**Text excerpt**
»»
Micro-scale culture is also fundamentally different than macro-scale culture. The ECV of micro culture is significantly reduced compared to typical macro culture and has already been discussed. The increased surface-to-volume ratios of micro-scale assays also make them more susceptible to adsorptive depletion of soluble factors and can affect the use of macro-scale protocols in micro-scale assays [124], [125]. Fundamental differences such as these make it important to validate micro-scale biological assays and is treated more thoroughly in recent works [126]–[128].

Microfluidics is also in need of more simple and modular device designs, such as the droplet fluidic modules of Fig. 19. A greater variety of simple and modular designs will help microfluidics make the difficult transition into biology labs through increased accessibility and robustness and can facilitate integration into high-throughput screening applications.
««
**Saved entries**
»»
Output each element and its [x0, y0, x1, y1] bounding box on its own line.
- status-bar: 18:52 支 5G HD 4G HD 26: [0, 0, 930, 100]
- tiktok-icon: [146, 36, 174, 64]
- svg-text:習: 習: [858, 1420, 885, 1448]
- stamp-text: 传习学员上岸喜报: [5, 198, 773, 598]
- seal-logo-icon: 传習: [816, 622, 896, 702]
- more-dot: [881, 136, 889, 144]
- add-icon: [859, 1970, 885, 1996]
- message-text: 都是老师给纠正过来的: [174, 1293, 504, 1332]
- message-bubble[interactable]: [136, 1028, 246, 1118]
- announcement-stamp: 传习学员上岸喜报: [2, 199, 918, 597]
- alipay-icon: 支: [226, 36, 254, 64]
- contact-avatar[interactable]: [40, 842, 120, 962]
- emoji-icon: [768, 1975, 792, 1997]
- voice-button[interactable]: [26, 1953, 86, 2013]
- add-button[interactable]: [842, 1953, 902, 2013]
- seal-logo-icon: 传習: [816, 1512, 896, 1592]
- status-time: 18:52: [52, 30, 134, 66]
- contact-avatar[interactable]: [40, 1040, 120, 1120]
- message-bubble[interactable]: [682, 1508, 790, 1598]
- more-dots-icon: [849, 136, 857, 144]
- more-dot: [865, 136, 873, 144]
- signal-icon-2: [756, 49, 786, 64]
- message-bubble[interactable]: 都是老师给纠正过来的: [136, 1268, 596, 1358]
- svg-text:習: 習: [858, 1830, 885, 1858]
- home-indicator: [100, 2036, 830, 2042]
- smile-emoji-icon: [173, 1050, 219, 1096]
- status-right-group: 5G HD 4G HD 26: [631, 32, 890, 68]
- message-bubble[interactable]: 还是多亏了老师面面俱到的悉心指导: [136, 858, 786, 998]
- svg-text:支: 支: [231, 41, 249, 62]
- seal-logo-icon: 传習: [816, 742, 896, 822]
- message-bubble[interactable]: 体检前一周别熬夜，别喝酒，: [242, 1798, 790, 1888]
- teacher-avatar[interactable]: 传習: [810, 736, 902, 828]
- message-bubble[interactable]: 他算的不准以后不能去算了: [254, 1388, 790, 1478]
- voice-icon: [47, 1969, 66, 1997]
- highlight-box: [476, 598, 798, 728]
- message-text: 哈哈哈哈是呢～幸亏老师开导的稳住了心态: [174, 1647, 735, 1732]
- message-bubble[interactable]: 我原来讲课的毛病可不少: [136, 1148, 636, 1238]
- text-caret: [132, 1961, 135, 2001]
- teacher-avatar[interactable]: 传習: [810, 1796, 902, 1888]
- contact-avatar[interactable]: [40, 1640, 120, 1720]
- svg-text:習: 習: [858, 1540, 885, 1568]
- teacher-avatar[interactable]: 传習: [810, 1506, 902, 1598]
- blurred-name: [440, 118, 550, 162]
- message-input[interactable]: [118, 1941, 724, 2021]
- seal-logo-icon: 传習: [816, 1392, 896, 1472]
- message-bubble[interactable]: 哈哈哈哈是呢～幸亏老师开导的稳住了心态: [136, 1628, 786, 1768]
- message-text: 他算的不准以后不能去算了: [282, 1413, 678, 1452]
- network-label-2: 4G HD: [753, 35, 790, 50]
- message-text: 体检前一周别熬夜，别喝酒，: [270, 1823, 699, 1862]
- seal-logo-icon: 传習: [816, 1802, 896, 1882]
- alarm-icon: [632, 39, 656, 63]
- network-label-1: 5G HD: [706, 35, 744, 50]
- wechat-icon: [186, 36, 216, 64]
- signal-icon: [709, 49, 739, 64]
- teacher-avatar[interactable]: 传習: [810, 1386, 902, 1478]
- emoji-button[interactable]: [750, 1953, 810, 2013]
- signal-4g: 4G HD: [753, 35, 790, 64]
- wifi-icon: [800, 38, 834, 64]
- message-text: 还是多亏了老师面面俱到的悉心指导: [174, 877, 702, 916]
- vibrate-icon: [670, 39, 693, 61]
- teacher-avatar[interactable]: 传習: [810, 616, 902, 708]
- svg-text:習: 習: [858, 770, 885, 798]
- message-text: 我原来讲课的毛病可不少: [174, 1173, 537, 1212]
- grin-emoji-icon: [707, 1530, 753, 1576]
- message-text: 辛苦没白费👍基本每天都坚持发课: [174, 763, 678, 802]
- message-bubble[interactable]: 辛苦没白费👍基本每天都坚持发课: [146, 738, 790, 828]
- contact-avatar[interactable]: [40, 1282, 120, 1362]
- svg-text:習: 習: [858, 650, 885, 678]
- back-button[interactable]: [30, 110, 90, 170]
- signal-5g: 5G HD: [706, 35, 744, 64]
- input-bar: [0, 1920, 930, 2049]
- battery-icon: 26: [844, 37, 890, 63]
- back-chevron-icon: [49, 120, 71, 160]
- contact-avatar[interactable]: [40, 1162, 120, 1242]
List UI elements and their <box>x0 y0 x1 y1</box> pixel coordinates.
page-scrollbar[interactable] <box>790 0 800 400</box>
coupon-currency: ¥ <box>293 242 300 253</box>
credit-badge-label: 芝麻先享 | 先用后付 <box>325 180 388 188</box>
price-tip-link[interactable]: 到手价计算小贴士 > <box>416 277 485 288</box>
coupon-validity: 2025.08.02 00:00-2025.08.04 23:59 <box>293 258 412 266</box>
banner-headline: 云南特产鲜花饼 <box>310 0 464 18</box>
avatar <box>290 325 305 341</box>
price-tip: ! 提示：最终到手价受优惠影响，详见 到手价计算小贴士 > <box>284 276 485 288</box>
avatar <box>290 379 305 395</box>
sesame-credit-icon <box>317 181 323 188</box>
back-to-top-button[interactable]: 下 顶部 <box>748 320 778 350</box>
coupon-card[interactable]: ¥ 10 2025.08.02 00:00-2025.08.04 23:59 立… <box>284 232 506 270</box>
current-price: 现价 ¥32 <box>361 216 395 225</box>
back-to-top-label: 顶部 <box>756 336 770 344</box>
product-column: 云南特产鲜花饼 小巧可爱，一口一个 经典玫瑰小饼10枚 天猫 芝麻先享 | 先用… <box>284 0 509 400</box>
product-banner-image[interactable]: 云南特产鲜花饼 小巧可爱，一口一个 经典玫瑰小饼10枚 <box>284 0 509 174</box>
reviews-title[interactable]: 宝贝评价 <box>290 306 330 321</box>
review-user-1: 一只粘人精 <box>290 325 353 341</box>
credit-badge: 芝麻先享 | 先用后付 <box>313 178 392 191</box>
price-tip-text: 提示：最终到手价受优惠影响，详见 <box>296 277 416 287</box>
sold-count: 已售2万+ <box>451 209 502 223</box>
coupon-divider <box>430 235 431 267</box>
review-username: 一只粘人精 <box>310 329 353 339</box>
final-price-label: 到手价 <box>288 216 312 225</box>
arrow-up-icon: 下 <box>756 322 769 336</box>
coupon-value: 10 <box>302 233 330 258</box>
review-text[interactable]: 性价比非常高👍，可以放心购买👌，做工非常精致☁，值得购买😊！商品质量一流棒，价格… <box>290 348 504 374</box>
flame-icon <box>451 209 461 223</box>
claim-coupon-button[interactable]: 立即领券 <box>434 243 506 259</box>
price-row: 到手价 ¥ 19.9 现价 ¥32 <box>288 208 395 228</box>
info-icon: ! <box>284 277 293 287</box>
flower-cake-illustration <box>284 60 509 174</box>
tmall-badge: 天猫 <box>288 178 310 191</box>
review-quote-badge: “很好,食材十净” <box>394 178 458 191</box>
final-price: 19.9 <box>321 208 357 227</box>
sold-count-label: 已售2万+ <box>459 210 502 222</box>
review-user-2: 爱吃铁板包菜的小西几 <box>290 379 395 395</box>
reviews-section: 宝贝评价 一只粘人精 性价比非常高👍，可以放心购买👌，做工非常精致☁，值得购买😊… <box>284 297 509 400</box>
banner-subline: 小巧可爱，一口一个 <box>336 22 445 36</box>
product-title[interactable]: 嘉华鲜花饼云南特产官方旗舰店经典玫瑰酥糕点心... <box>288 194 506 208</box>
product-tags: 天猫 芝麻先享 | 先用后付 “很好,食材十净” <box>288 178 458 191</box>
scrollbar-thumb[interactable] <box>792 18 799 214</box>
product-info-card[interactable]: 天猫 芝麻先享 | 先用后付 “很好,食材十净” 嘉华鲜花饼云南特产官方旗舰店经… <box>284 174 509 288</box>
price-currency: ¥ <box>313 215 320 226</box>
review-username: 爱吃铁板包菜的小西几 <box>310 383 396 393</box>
««
**Exercise 1**
In the microfluidics passage, what makes micro-scale assays more susceptible to adsorptive depletion of soluble factors?
**Exercise 2**
Echo the microfluidics passage word for word, everything from "Microfluidics is also" down to "high-throughput screening applications.".
**Exercise 3**
Proceed with the microfluidics passage, picking up after its final sentence.
The data stand apart from the microfluidics passage.

**Task result 1**
Their increased surface-to-volume ratios.

**Task result 2**
Microfluidics is also in need of more simple and modular device designs, such as the droplet fluidic modules of Fig. 19. A greater variety of simple and modular designs will help microfluidics make the difficult transition into biology labs through increased accessibility and robustness and can facilitate integration into high-throughput screening applications.

**Task result 3**
Finally, this review has focused somewhat on modulation of soluble factors and, in particular, the concept of ECV. The parameter of ECV is well suited for inclusion in microenvironmental screening because it is easy to control and plays an important role in affecting cell behavior.

Biographies

Jay W. Warrick received the B.A. degree in physics and the B.S. degree in mechanical engineering from Lawrence University, Appleton, WI, and Washington University, St. Louis, MO, respectively, in 2002. He is currently a graduate student in the laboratory of Professor David Beebe in the Department of Biomedical Engineering at the University of Wisconsin, Madison, WI.

He is currently supported by a traineeship in the Computation and Informatics in Medicine and Biology training program sponsored by the National Library of Medicine, which he was awarded in 2006. His research interests center on the development of tools for cell biologists to interrogate the role of the cellular microenvironment on cellular phenotype. Specifically, Jay is currently focused on designing and implementing microfluidic devices to advance the study of autocrine and paracrine soluble factor signaling. Other areas of interest include the development of software and algorithms for databasing and analyzing images and other data collected from arrays of microdevices.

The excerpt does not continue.